### MATERIAL FOR THIS TASK
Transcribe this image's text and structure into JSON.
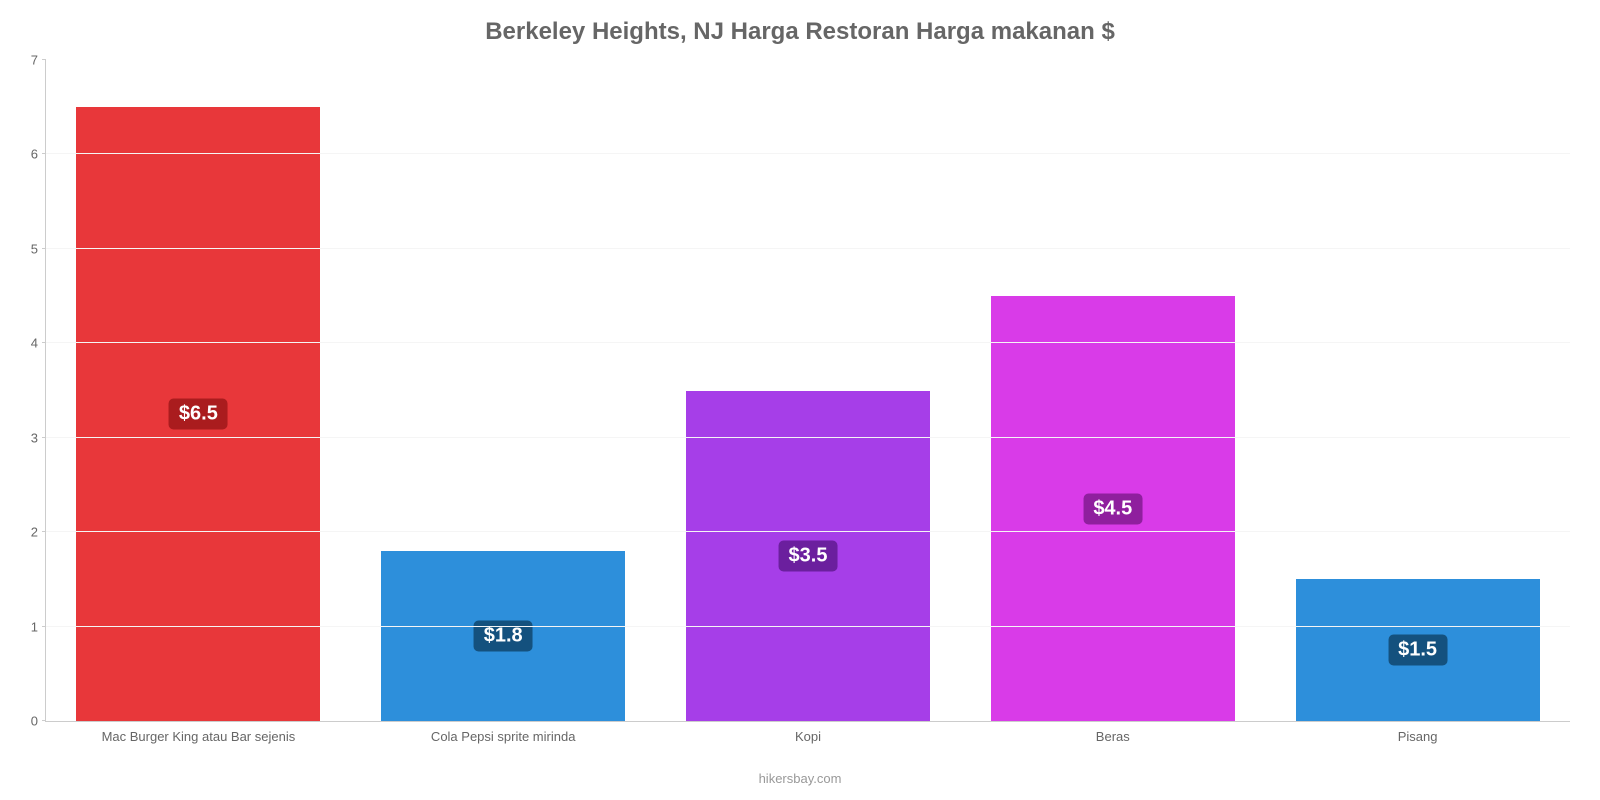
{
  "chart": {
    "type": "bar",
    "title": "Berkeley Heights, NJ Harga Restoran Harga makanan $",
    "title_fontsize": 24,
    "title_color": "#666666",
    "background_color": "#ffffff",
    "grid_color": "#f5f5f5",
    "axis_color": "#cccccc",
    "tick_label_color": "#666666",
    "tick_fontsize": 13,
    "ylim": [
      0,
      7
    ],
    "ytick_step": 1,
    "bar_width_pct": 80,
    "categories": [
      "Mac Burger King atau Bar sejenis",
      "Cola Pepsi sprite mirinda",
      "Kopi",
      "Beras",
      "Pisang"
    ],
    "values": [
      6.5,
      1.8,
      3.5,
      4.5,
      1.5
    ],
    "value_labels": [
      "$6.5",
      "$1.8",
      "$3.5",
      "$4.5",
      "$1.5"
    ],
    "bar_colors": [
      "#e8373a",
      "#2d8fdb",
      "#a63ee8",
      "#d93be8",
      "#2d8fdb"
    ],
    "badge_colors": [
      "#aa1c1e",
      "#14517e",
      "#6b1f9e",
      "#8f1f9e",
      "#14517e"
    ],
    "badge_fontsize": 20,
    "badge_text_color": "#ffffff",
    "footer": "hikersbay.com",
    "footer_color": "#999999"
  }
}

### REQUIREMENT
Copy out all lines from the material above that contain the string "ffffff".

### EXPECTED ANSWER
    "background_color": "#ffffff",
    "badge_text_color": "#ffffff",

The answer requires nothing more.